Goal of the exercise:
Check the listing below for lines that hold "subtitle". How many are there? Please give only the number.

Data for this task:
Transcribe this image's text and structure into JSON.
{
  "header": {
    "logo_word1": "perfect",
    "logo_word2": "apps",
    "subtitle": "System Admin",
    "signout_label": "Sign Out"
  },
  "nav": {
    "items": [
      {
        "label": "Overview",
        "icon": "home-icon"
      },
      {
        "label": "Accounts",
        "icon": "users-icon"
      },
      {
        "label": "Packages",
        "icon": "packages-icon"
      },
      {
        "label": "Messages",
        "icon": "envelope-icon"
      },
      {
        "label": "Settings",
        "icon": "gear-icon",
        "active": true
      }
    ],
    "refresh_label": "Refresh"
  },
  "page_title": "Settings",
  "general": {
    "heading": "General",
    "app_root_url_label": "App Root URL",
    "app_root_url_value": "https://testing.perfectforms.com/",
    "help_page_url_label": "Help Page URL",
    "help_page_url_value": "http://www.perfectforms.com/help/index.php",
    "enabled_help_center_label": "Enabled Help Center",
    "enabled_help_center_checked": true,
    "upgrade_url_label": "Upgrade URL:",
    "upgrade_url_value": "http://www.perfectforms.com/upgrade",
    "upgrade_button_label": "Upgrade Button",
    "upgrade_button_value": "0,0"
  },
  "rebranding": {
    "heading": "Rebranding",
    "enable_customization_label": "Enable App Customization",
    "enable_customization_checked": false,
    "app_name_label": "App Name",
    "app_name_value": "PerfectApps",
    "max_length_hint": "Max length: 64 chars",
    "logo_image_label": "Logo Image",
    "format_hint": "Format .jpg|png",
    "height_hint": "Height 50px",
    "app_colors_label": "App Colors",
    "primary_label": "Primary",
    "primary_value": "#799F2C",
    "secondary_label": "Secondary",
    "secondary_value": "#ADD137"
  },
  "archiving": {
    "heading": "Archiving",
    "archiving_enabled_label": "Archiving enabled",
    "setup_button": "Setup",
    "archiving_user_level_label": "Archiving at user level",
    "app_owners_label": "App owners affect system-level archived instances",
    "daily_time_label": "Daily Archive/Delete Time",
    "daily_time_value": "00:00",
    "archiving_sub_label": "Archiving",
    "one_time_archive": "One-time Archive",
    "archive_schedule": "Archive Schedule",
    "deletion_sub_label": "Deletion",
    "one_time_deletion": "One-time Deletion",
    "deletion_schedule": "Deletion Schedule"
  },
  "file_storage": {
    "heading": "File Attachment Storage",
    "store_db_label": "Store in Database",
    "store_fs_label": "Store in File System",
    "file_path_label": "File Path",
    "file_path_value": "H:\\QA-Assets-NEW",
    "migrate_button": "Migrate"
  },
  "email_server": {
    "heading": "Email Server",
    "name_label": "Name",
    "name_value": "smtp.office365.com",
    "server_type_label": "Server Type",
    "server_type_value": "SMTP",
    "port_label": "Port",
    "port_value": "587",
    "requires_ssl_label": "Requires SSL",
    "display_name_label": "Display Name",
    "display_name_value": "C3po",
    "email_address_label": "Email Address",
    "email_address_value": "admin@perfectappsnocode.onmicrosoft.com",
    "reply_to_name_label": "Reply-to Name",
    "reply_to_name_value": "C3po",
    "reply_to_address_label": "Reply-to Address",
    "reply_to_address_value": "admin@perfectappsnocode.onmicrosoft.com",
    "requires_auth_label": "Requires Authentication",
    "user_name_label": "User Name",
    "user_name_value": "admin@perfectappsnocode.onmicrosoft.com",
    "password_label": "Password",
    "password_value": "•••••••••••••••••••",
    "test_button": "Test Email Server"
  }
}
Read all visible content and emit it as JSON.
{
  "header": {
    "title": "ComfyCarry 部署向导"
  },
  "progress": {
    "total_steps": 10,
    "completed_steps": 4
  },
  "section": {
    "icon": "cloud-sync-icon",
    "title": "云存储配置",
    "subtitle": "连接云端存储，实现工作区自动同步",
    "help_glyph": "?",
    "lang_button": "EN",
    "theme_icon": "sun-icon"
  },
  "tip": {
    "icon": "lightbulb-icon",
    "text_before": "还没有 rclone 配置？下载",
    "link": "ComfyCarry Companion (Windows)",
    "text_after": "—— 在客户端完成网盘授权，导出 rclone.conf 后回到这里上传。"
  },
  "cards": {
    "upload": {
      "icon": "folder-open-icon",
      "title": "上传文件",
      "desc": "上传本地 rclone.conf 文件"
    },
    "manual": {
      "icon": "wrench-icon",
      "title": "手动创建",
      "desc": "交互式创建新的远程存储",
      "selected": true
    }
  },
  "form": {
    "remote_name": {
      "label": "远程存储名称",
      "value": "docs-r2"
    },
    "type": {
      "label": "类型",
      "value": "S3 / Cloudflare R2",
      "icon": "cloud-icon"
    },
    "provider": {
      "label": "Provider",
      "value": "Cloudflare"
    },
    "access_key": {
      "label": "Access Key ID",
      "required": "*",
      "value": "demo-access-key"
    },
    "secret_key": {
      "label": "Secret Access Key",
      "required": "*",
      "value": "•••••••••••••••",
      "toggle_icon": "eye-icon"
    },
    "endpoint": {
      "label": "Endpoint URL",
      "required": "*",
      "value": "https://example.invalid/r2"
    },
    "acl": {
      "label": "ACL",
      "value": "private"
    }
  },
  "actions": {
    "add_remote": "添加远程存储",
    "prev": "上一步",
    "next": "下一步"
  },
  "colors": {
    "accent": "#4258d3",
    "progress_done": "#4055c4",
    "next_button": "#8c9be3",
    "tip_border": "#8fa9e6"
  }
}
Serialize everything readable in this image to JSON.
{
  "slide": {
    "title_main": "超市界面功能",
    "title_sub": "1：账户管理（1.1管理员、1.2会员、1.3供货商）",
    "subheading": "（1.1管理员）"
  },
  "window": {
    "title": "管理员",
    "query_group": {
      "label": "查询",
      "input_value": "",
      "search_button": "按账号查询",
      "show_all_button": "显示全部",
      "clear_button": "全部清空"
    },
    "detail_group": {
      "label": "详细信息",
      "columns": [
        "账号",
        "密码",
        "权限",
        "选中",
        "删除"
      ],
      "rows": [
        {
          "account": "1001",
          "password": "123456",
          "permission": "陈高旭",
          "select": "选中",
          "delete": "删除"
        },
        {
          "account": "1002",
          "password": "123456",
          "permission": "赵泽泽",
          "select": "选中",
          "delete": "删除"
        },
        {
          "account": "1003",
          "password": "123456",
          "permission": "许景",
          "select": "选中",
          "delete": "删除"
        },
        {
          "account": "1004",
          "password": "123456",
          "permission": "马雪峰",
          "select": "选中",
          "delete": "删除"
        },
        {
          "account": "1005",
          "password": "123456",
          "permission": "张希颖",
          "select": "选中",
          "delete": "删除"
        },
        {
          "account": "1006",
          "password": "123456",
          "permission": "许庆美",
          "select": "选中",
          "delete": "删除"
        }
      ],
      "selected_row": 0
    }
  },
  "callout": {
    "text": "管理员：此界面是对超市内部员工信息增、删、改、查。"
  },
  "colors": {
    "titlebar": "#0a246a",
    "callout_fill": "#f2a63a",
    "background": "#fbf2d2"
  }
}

Reply to the exercise:
2